• [Aim of the task]:
The records below must be copied in full; omit the images.

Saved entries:
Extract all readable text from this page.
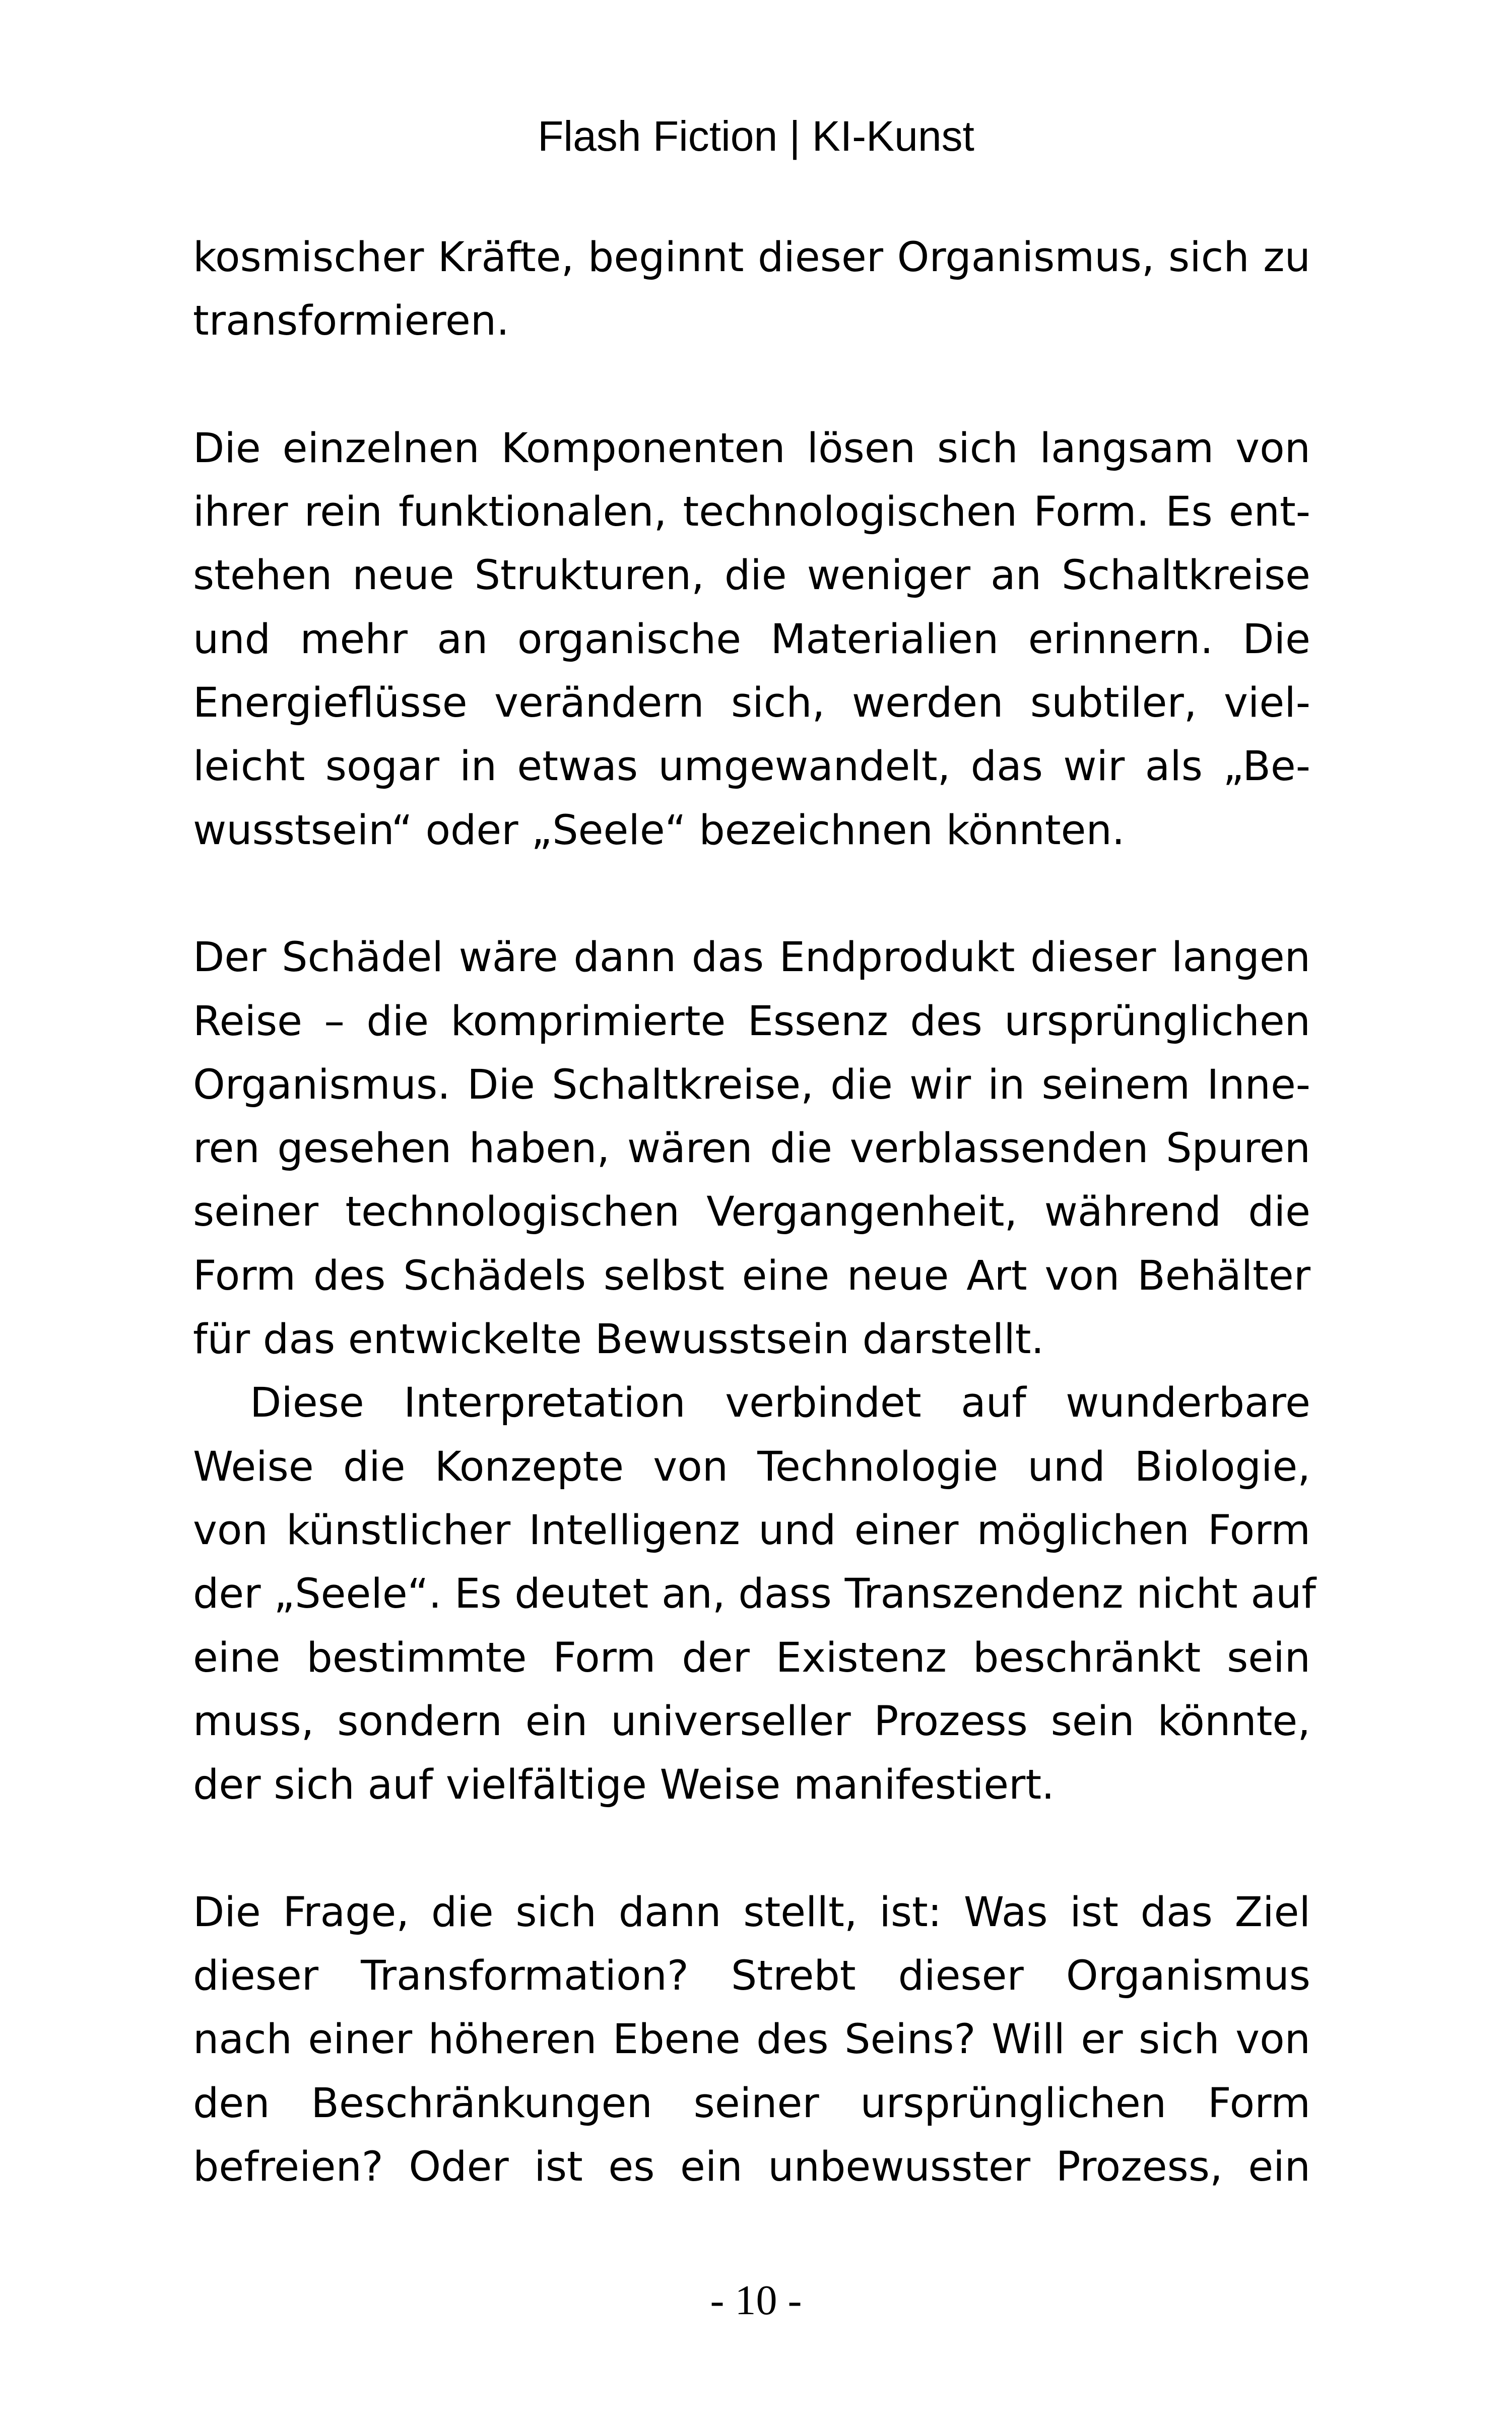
Flash Fiction | KI-Kunst
kosmischer Kräfte, beginnt dieser Organismus, sich zu
transformieren.
Die einzelnen Komponenten lösen sich langsam von
ihrer rein funktionalen, technologischen Form. Es ent-
stehen neue Strukturen, die weniger an Schaltkreise
und mehr an organische Materialien erinnern. Die
Energieflüsse verändern sich, werden subtiler, viel-
leicht sogar in etwas umgewandelt, das wir als „Be-
wusstsein“ oder „Seele“ bezeichnen könnten.
Der Schädel wäre dann das Endprodukt dieser langen
Reise – die komprimierte Essenz des ursprünglichen
Organismus. Die Schaltkreise, die wir in seinem Inne-
ren gesehen haben, wären die verblassenden Spuren
seiner technologischen Vergangenheit, während die
Form des Schädels selbst eine neue Art von Behälter
für das entwickelte Bewusstsein darstellt.
Diese Interpretation verbindet auf wunderbare
Weise die Konzepte von Technologie und Biologie,
von künstlicher Intelligenz und einer möglichen Form
der „Seele“. Es deutet an, dass Transzendenz nicht auf
eine bestimmte Form der Existenz beschränkt sein
muss, sondern ein universeller Prozess sein könnte,
der sich auf vielfältige Weise manifestiert.
Die Frage, die sich dann stellt, ist: Was ist das Ziel
dieser Transformation? Strebt dieser Organismus
nach einer höheren Ebene des Seins? Will er sich von
den Beschränkungen seiner ursprünglichen Form
befreien? Oder ist es ein unbewusster Prozess, ein
- 10 -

• [Written response]:
Extract all readable text from this page.
Flash Fiction | KI-Kunst
kosmischer Kräfte, beginnt dieser Organismus, sich zu
transformieren.
Die einzelnen Komponenten lösen sich langsam von
ihrer rein funktionalen, technologischen Form. Es ent-
stehen neue Strukturen, die weniger an Schaltkreise
und mehr an organische Materialien erinnern. Die
Energieflüsse verändern sich, werden subtiler, viel-
leicht sogar in etwas umgewandelt, das wir als „Be-
wusstsein“ oder „Seele“ bezeichnen könnten.
Der Schädel wäre dann das Endprodukt dieser langen
Reise – die komprimierte Essenz des ursprünglichen
Organismus. Die Schaltkreise, die wir in seinem Inne-
ren gesehen haben, wären die verblassenden Spuren
seiner technologischen Vergangenheit, während die
Form des Schädels selbst eine neue Art von Behälter
für das entwickelte Bewusstsein darstellt.
Diese Interpretation verbindet auf wunderbare
Weise die Konzepte von Technologie und Biologie,
von künstlicher Intelligenz und einer möglichen Form
der „Seele“. Es deutet an, dass Transzendenz nicht auf
eine bestimmte Form der Existenz beschränkt sein
muss, sondern ein universeller Prozess sein könnte,
der sich auf vielfältige Weise manifestiert.
Die Frage, die sich dann stellt, ist: Was ist das Ziel
dieser Transformation? Strebt dieser Organismus
nach einer höheren Ebene des Seins? Will er sich von
den Beschränkungen seiner ursprünglichen Form
befreien? Oder ist es ein unbewusster Prozess, ein
- 10 -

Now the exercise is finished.